--- Begin ---

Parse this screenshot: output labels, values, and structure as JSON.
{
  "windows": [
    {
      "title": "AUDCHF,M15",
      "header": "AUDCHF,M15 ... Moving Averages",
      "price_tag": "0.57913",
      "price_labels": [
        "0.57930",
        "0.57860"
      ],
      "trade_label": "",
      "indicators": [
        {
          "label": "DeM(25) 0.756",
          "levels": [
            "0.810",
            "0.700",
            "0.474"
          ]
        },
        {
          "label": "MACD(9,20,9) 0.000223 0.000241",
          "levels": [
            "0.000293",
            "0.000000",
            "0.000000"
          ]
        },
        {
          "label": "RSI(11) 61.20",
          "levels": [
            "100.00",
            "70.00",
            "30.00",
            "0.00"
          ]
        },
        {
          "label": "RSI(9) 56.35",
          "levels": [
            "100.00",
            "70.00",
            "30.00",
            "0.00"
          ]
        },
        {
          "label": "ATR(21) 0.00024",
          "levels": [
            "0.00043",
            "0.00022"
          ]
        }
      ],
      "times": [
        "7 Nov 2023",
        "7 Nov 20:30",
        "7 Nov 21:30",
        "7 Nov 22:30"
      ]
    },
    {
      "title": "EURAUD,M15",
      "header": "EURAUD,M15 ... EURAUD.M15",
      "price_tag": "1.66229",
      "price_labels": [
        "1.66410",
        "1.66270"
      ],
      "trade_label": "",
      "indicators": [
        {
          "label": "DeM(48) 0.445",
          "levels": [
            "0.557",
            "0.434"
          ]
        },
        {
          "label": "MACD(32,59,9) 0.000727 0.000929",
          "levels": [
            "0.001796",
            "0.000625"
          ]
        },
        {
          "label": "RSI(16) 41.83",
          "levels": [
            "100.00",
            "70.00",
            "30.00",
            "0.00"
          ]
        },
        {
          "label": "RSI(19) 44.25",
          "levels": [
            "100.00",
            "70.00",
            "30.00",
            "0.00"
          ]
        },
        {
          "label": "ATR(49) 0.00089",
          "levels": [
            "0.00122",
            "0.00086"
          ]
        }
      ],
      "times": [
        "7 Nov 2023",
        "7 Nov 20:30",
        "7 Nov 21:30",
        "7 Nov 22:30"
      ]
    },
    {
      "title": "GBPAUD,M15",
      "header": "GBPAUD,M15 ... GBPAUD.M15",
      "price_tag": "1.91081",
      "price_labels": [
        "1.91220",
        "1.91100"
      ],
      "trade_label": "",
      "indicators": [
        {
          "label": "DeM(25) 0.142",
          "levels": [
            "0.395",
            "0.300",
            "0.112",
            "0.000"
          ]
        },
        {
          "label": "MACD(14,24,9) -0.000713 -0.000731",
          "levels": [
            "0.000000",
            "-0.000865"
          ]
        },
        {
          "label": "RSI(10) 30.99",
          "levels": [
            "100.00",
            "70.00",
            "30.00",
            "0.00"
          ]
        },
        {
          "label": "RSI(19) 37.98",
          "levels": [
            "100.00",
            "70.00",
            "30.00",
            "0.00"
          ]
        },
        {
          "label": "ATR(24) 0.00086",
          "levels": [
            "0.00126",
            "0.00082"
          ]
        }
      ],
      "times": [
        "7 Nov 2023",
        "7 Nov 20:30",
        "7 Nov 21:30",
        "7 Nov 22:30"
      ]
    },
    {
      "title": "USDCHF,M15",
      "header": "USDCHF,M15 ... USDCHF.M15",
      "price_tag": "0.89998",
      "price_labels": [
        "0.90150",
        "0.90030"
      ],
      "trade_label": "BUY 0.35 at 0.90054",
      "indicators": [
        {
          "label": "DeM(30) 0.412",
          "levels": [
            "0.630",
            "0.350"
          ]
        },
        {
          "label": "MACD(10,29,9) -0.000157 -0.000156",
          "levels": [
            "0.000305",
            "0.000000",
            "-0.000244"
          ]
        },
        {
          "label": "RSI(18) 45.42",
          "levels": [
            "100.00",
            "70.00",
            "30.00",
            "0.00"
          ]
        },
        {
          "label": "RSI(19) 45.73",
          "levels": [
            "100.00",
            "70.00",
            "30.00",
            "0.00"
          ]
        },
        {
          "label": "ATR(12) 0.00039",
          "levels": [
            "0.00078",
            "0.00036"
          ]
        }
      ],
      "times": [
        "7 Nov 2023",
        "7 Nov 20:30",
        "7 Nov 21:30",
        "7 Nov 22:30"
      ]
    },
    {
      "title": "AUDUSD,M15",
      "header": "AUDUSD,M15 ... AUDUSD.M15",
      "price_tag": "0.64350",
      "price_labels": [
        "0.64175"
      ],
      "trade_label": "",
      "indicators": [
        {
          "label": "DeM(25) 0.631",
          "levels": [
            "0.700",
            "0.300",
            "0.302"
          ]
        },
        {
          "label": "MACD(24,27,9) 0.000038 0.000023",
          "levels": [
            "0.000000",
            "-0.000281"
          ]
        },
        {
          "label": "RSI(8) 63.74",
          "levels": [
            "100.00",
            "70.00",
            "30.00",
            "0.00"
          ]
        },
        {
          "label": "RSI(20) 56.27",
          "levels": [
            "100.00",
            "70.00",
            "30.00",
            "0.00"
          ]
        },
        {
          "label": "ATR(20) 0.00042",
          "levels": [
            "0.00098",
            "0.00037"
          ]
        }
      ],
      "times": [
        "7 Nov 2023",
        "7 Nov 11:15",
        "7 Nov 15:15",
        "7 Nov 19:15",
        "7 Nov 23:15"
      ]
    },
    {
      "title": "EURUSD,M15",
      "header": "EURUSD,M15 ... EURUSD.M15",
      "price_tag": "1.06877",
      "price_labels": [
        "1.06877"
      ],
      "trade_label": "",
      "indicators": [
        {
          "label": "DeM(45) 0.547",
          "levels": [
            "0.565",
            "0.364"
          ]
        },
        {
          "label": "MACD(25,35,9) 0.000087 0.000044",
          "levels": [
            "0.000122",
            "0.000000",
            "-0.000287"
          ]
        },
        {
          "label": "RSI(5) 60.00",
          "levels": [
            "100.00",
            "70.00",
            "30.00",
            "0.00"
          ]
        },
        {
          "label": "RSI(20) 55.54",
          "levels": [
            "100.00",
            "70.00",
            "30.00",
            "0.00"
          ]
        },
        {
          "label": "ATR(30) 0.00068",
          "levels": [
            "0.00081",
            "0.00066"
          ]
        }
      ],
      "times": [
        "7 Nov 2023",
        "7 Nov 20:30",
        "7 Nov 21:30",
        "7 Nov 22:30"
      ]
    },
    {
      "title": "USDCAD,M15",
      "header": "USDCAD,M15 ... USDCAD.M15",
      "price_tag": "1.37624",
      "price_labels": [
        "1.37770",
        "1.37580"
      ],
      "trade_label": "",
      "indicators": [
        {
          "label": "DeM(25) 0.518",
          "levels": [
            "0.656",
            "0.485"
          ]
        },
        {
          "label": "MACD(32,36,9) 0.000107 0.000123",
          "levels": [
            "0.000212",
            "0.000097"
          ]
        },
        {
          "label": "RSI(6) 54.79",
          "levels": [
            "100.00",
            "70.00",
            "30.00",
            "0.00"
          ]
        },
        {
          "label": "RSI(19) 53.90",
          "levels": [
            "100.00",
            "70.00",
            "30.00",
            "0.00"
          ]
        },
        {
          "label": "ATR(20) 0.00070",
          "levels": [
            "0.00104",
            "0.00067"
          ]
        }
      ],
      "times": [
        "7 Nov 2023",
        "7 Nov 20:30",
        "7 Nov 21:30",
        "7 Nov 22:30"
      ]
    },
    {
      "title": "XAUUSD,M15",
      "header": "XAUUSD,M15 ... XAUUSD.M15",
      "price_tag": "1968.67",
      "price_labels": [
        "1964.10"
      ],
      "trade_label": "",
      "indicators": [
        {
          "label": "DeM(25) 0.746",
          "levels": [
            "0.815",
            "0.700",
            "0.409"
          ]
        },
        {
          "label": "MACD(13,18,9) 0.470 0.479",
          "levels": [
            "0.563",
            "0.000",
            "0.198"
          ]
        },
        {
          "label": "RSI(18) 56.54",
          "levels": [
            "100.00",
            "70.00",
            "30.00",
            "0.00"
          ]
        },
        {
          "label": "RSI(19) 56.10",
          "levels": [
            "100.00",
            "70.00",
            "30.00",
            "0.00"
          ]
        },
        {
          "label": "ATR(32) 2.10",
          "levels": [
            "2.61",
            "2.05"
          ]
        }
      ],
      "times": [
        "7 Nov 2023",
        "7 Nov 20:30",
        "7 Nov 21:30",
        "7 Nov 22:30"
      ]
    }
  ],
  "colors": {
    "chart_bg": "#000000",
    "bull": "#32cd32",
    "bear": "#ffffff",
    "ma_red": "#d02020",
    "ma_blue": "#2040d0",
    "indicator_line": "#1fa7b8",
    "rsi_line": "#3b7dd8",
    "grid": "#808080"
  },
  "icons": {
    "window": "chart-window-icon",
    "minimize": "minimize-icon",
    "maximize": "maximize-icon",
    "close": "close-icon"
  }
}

--- End ---

• Exercise goal: Return from the data every line that holds "XAUUSD".

• Right answer:
      "title": "XAUUSD,M15",
      "header": "XAUUSD,M15 ... XAUUSD.M15",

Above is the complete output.